| EXERCISE INSTRUCTIONS |
Report only how many lines hold the word "What".

| DATA SUPPLIED |

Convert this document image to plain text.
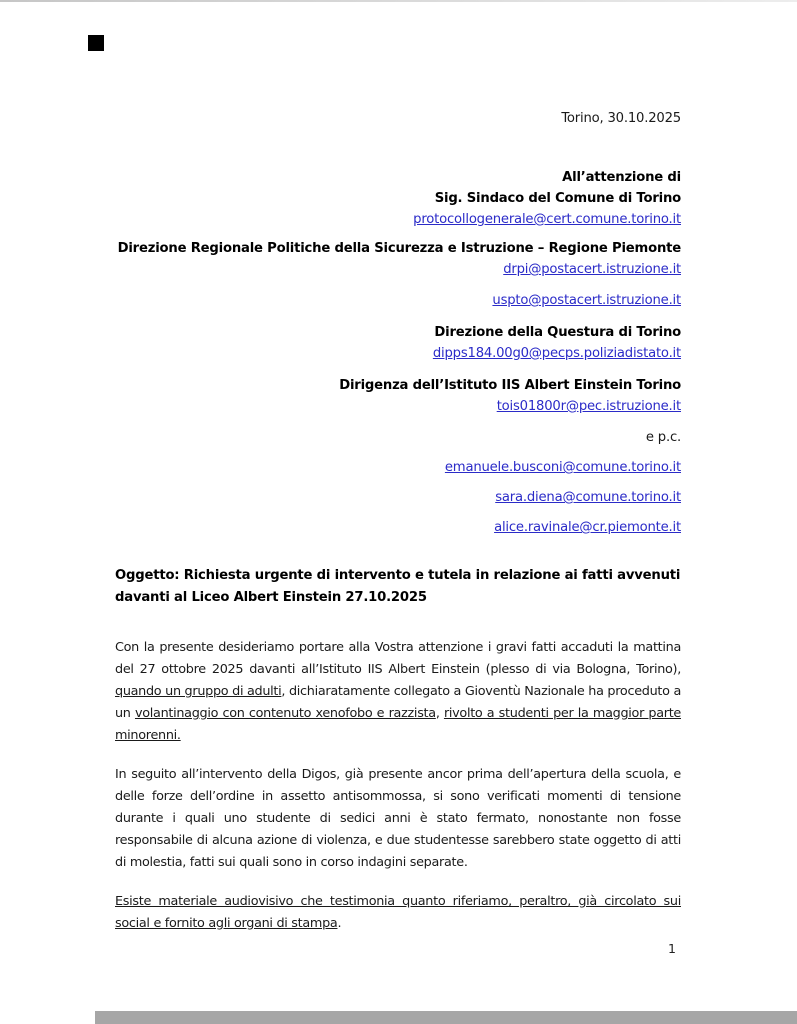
Torino, 30.10.2025
All’attenzione di
Sig. Sindaco del Comune di Torino
protocollogenerale@cert.comune.torino.it
Direzione Regionale Politiche della Sicurezza e Istruzione – Regione Piemonte
drpi@postacert.istruzione.it
uspto@postacert.istruzione.it
Direzione della Questura di Torino
dipps184.00g0@pecps.poliziadistato.it
Dirigenza dell’Istituto IIS Albert Einstein Torino
tois01800r@pec.istruzione.it
e p.c.
emanuele.busconi@comune.torino.it
sara.diena@comune.torino.it
alice.ravinale@cr.piemonte.it
Oggetto: Richiesta urgente di intervento e tutela in relazione ai fatti avvenuti davanti al Liceo Albert Einstein 27.10.2025
Con la presente desideriamo portare alla Vostra attenzione i gravi fatti accaduti la mattina del 27 ottobre 2025 davanti all’Istituto IIS Albert Einstein (plesso di via Bologna, Torino), quando un gruppo di adulti, dichiaratamente collegato a Gioventù Nazionale ha proceduto a un volantinaggio con contenuto xenofobo e razzista, rivolto a studenti per la maggior parte minorenni.
In seguito all’intervento della Digos, già presente ancor prima dell’apertura della scuola, e delle forze dell’ordine in assetto antisommossa, si sono verificati momenti di tensione durante i quali uno studente di sedici anni è stato fermato, nonostante non fosse responsabile di alcuna azione di violenza, e due studentesse sarebbero state oggetto di atti di molestia, fatti sui quali sono in corso indagini separate.
Esiste materiale audiovisivo che testimonia quanto riferiamo, peraltro, già circolato sui social e fornito agli organi di stampa.
1
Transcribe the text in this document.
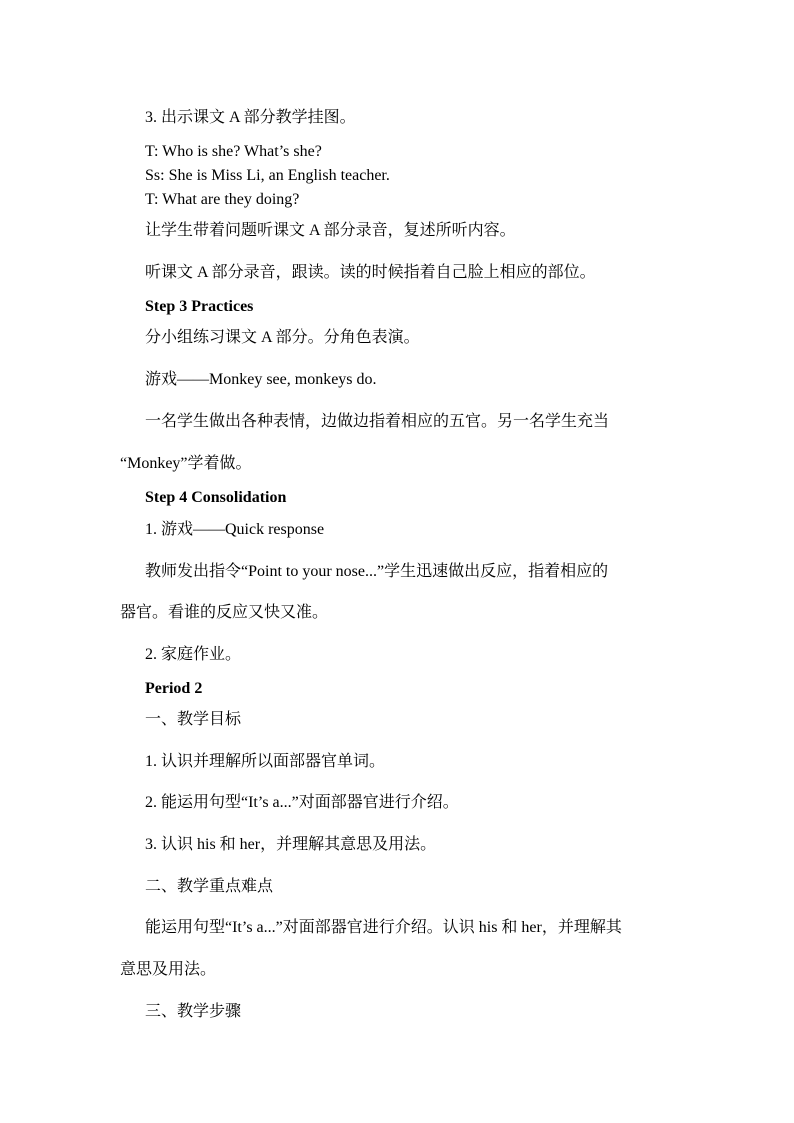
3. 出示课文 A 部分教学挂图。
T: Who is she? What’s she?
Ss: She is Miss Li, an English teacher.
T: What are they doing?
让学生带着问题听课文 A 部分录音，复述所听内容。
听课文 A 部分录音，跟读。读的时候指着自己脸上相应的部位。
Step 3 Practices
分小组练习课文 A 部分。分角色表演。
游戏——Monkey see, monkeys do.
一名学生做出各种表情，边做边指着相应的五官。另一名学生充当
“Monkey”学着做。
Step 4 Consolidation
1. 游戏——Quick response
教师发出指令“Point to your nose...”学生迅速做出反应，指着相应的
器官。看谁的反应又快又准。
2. 家庭作业。
Period 2
一、教学目标
1. 认识并理解所以面部器官单词。
2. 能运用句型“It’s a...”对面部器官进行介绍。
3. 认识 his 和 her，并理解其意思及用法。
二、教学重点难点
能运用句型“It’s a...”对面部器官进行介绍。认识 his 和 her，并理解其
意思及用法。
三、教学步骤
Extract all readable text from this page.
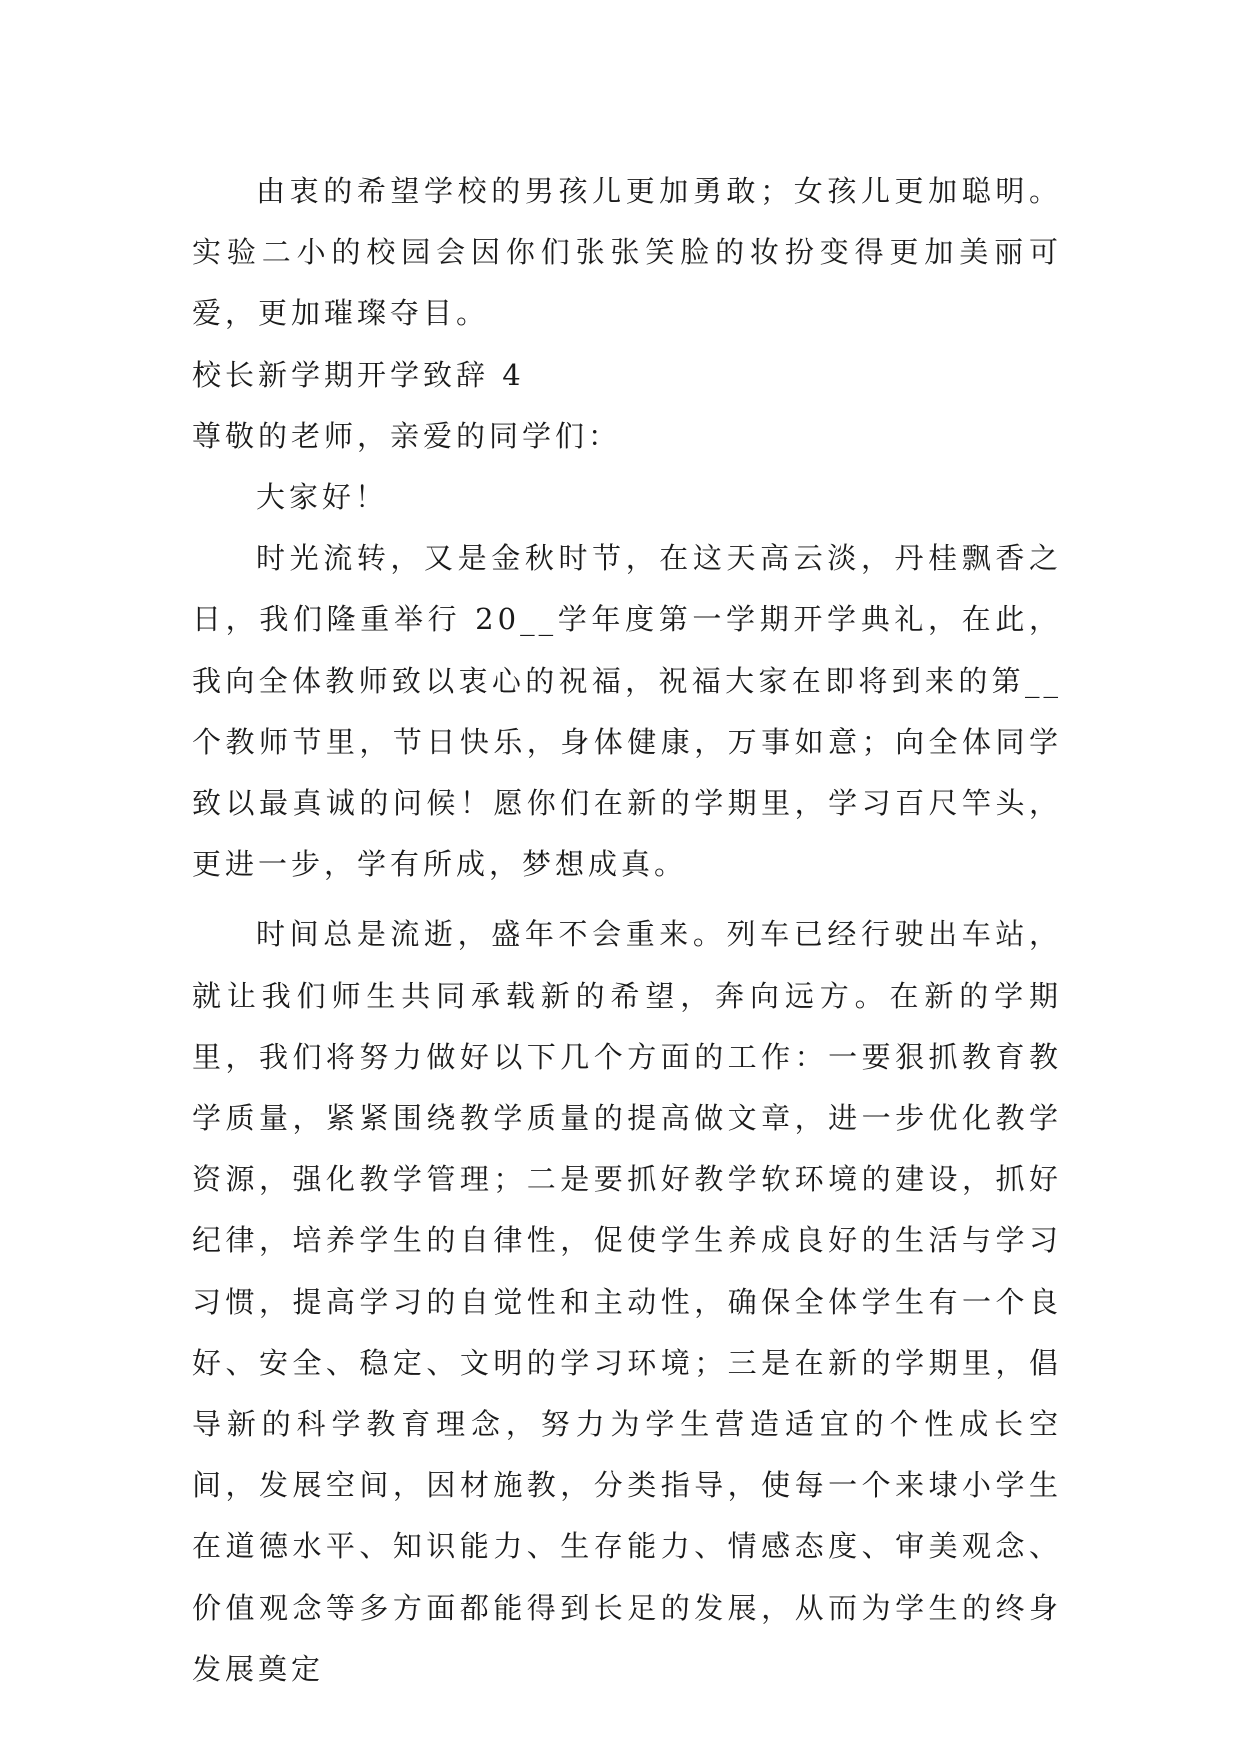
由衷的希望学校的男孩儿更加勇敢；女孩儿更加聪明。实验二小的校园会因你们张张笑脸的妆扮变得更加美丽可爱，更加璀璨夺目。

校长新学期开学致辞 4

尊敬的老师，亲爱的同学们：

大家好！

时光流转，又是金秋时节，在这天高云淡，丹桂飘香之日，我们隆重举行 20__学年度第一学期开学典礼，在此，我向全体教师致以衷心的祝福，祝福大家在即将到来的第__个教师节里，节日快乐，身体健康，万事如意；向全体同学致以最真诚的问候！愿你们在新的学期里，学习百尺竿头，更进一步，学有所成，梦想成真。

时间总是流逝，盛年不会重来。列车已经行驶出车站，就让我们师生共同承载新的希望，奔向远方。在新的学期里，我们将努力做好以下几个方面的工作：一要狠抓教育教学质量，紧紧围绕教学质量的提高做文章，进一步优化教学资源，强化教学管理；二是要抓好教学软环境的建设，抓好纪律，培养学生的自律性，促使学生养成良好的生活与学习习惯，提高学习的自觉性和主动性，确保全体学生有一个良好、安全、稳定、文明的学习环境；三是在新的学期里，倡导新的科学教育理念，努力为学生营造适宜的个性成长空间，发展空间，因材施教，分类指导，使每一个来埭小学生在道德水平、知识能力、生存能力、情感态度、审美观念、价值观念等多方面都能得到长足的发展，从而为学生的终身发展奠定
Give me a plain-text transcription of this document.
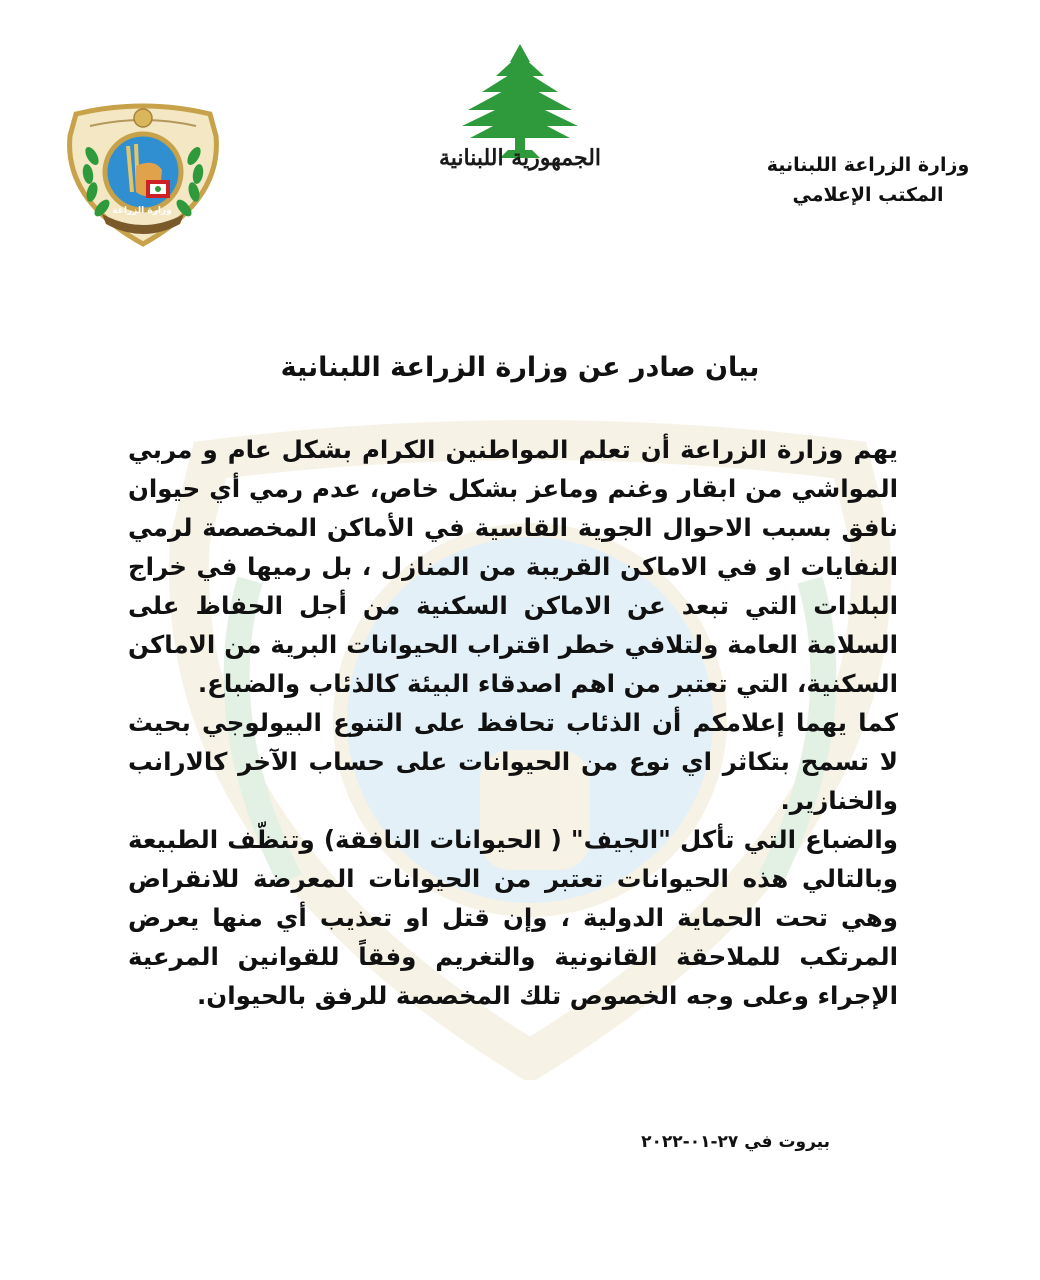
وزارة الزراعة
الجمهورية اللبنانية	وزارة الزراعة اللبنانية
المكتب الإعلامي
بيان صادر عن وزارة الزراعة اللبنانية

يهم وزارة الزراعة أن تعلم المواطنين الكرام بشكل عام و مربي المواشي من ابقار وغنم وماعز بشكل خاص، عدم رمي أي حيوان نافق بسبب الاحوال الجوية القاسية في الأماكن المخصصة لرمي النفايات او في الاماكن القريبة من المنازل ، بل رميها في خراج البلدات التي تبعد عن الاماكن السكنية من أجل الحفاظ على السلامة العامة ولتلافي خطر اقتراب الحيوانات البرية من الاماكن السكنية، التي تعتبر من اهم اصدقاء البيئة كالذئاب والضباع.

كما يهما إعلامكم أن الذئاب تحافظ على التنوع البيولوجي بحيث لا تسمح بتكاثر اي نوع من الحيوانات على حساب الآخر كالارانب والخنازير.

والضباع التي تأكل "الجيف" ( الحيوانات النافقة) وتنظّف الطبيعة وبالتالي هذه الحيوانات تعتبر من الحيوانات المعرضة للانقراض وهي تحت الحماية الدولية ، وإن قتل او تعذيب أي منها يعرض المرتكب للملاحقة القانونية والتغريم وفقاً للقوانين المرعية الإجراء وعلى وجه الخصوص تلك المخصصة للرفق بالحيوان.

بيروت في ٢٧-٠١-٢٠٢٢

| THE ANSWER |
2